#### EXCERPTED RECORDS
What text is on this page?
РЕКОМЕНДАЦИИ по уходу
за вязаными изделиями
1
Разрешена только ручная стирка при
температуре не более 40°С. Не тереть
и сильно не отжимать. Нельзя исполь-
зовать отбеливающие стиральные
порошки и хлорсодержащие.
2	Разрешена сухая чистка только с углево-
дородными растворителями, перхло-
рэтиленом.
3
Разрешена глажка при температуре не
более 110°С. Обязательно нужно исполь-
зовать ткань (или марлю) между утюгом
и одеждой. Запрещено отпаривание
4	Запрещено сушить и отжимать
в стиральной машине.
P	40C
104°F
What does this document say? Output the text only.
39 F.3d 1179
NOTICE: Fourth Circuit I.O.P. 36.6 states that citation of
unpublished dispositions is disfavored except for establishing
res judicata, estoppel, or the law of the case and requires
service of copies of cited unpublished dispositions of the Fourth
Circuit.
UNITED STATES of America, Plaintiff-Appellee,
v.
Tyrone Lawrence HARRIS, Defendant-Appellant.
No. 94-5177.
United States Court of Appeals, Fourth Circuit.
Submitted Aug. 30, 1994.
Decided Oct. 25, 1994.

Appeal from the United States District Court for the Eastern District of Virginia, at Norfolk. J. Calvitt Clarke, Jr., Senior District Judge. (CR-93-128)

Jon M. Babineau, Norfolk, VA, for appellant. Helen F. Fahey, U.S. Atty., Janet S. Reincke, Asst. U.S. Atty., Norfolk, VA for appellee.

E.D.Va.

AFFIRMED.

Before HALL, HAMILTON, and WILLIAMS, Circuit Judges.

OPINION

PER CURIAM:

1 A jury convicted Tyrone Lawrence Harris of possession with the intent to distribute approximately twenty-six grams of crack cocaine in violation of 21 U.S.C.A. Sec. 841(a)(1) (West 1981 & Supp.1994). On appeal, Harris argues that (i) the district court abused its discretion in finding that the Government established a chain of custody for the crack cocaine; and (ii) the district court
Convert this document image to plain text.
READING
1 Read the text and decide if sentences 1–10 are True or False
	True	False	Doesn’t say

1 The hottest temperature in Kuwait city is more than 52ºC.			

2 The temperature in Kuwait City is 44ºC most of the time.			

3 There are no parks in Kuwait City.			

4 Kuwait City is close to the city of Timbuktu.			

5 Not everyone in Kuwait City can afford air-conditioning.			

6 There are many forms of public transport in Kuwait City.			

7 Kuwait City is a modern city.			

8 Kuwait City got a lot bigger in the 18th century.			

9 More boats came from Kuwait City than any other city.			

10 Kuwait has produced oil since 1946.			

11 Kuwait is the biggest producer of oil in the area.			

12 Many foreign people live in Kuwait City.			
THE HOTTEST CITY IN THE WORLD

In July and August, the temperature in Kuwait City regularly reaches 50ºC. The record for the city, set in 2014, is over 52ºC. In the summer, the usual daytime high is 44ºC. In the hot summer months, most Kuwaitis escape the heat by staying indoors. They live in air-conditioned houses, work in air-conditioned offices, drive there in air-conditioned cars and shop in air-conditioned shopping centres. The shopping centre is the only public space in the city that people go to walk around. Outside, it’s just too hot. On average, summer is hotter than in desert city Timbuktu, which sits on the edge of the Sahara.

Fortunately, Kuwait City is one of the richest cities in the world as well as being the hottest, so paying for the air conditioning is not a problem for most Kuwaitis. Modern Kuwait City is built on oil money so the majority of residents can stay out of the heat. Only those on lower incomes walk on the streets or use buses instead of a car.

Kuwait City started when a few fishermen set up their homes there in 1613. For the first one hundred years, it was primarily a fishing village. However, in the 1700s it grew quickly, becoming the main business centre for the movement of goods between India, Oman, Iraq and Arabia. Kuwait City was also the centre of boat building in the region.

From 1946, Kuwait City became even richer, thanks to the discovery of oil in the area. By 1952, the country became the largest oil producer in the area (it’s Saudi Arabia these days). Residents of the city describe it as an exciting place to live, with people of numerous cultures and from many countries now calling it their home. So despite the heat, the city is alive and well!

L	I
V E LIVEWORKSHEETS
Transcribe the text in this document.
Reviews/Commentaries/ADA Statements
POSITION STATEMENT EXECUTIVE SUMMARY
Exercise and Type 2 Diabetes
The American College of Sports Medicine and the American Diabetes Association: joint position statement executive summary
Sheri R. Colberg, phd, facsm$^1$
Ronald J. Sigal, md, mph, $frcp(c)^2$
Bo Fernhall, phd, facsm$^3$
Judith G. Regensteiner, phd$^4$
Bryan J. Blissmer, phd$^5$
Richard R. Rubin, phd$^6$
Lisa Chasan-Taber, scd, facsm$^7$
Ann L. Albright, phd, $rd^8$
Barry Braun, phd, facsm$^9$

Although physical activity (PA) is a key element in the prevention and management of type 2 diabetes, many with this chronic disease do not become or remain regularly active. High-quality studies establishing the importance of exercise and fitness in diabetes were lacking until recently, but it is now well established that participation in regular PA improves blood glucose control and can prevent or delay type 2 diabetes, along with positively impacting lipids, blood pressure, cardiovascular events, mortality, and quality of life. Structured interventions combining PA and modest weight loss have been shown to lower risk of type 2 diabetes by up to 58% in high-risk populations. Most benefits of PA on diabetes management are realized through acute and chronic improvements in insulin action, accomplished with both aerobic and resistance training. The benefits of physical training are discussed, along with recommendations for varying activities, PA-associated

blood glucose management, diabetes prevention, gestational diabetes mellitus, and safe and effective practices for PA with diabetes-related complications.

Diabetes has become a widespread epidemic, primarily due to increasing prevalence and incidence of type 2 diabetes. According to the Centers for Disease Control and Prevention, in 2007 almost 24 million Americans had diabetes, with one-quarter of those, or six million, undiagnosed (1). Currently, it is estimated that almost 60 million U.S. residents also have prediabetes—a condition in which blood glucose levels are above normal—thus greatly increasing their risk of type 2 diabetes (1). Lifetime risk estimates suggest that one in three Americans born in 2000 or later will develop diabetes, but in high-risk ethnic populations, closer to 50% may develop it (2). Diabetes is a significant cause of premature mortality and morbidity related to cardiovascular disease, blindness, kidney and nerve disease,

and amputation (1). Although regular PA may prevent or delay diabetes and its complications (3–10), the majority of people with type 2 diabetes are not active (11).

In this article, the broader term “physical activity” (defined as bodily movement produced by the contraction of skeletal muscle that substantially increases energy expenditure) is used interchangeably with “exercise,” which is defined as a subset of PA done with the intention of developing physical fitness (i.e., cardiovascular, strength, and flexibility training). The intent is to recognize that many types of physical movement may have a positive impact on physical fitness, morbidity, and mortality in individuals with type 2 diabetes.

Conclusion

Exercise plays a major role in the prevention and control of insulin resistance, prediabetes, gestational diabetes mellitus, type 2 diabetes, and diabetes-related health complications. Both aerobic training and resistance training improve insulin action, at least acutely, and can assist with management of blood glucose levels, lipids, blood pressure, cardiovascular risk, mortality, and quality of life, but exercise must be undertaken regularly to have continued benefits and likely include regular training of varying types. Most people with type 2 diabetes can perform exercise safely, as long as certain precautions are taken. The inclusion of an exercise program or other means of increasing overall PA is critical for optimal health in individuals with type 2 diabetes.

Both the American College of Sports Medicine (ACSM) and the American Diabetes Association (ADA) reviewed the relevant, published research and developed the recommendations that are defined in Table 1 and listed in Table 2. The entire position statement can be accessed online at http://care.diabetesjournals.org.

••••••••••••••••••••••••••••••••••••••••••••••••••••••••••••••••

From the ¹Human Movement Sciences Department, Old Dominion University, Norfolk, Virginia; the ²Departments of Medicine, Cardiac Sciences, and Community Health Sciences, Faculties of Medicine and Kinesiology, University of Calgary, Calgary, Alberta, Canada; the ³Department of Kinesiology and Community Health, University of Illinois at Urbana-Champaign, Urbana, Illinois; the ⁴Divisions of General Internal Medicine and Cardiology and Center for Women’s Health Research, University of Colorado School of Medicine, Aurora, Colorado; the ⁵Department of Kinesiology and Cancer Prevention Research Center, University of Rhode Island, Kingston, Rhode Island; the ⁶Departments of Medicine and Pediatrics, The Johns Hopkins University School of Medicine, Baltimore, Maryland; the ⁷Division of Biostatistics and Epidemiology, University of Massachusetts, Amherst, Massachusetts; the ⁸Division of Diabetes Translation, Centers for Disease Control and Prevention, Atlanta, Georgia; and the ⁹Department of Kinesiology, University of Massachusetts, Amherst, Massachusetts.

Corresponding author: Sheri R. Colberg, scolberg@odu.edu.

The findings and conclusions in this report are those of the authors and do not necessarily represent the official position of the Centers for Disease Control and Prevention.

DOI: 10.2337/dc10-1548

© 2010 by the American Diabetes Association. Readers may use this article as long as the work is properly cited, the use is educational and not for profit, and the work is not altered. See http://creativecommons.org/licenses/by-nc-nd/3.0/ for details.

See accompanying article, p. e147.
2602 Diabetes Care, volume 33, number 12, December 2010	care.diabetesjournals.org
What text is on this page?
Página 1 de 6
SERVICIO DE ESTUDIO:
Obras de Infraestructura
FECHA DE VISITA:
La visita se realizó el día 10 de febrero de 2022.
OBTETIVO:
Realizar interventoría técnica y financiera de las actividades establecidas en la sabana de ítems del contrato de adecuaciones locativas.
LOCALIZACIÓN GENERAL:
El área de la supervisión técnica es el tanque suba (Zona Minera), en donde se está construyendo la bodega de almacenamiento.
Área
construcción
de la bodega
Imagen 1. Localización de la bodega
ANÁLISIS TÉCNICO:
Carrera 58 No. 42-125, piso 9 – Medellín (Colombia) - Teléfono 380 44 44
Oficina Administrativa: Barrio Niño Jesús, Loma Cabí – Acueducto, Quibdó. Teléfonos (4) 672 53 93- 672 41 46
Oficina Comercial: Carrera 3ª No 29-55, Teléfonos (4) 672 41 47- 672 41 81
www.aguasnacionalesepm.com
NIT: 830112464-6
########
■ EXERCISE TASK ■
Collect every line above that contains the word "Association".

■ WORKED ANSWER ■
The American College of Sports Medicine and the American Diabetes Association: joint position statement executive summary
Both the American College of Sports Medicine (ACSM) and the American Diabetes Association (ADA) reviewed the relevant, published research and developed the recommendations that are defined in Table 1 and listed in Table 2. The entire position statement can be accessed online at http://care.diabetesjournals.org.
© 2010 by the American Diabetes Association. Readers may use this article as long as the work is properly cited, the use is educational and not for profit, and the work is not altered. See http://creativecommons.org/licenses/by-nc-nd/3.0/ for details.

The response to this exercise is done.